| AIM |
Scan the data for lines with "detected" and report the count by itself.

| SUPPLIED MATERIAL |
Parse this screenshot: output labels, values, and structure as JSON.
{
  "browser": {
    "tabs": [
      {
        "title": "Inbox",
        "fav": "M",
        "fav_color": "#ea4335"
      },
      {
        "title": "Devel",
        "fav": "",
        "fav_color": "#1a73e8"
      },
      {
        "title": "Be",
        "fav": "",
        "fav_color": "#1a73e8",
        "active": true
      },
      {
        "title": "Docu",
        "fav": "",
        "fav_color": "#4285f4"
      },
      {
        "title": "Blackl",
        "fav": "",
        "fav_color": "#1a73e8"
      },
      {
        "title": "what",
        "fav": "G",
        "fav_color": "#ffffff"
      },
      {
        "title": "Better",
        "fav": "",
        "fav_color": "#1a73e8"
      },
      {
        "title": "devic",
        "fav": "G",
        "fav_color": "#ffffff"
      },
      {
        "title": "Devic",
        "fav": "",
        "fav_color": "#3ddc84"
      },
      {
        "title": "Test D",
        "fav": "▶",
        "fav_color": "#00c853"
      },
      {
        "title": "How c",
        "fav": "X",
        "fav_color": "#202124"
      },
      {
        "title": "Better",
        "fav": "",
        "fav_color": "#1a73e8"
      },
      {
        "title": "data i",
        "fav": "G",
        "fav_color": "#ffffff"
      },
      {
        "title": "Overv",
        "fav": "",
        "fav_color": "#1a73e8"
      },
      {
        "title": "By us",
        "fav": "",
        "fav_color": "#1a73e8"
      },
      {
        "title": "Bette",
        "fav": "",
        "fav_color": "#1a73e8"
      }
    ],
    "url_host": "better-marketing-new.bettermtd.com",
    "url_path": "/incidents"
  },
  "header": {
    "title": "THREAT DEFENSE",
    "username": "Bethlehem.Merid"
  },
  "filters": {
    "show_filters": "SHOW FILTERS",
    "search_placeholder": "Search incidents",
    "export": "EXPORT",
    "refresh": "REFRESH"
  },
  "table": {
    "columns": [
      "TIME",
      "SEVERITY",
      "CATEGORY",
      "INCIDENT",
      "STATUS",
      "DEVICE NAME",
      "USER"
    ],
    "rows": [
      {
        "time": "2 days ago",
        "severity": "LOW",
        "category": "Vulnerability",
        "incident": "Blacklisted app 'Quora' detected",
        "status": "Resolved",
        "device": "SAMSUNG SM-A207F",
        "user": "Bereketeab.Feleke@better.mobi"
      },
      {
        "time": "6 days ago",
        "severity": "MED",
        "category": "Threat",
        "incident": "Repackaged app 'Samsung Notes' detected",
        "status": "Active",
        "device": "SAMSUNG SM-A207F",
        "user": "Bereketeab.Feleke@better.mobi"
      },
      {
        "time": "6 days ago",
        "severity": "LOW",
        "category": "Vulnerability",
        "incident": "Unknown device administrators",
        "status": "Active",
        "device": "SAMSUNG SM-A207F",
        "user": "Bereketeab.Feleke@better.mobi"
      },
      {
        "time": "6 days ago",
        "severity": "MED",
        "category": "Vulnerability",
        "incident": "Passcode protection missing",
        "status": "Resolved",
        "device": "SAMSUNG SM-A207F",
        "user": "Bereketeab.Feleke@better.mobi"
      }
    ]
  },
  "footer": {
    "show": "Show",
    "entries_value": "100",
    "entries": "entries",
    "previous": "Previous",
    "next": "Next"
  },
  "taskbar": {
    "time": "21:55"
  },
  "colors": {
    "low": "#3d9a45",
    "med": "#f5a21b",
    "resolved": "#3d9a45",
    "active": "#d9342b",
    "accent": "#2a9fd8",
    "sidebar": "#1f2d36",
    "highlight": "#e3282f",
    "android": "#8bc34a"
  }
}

==

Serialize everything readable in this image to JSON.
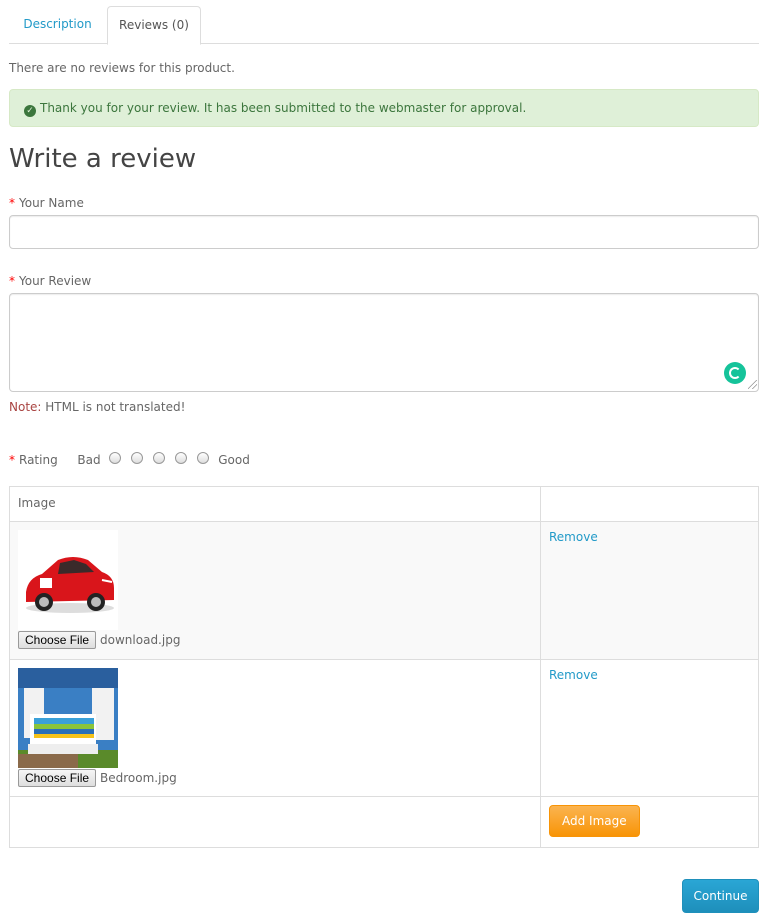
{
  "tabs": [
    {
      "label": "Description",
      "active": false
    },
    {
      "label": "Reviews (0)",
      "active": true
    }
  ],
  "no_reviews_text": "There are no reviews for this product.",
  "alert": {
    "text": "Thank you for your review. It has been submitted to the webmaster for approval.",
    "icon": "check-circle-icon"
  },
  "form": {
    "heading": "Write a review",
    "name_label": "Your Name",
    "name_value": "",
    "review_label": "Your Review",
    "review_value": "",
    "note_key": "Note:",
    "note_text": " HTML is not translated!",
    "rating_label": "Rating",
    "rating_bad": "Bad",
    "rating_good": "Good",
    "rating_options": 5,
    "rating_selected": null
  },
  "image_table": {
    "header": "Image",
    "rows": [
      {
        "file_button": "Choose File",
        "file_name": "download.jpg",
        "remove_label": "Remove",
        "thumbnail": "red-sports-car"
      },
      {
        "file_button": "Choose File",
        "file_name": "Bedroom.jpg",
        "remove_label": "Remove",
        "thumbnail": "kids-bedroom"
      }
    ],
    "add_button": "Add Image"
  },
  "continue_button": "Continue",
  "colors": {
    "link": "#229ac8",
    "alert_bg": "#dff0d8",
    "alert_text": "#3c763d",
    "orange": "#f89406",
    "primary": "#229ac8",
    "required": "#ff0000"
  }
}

| OUTPUT FOR THIS TASK |
2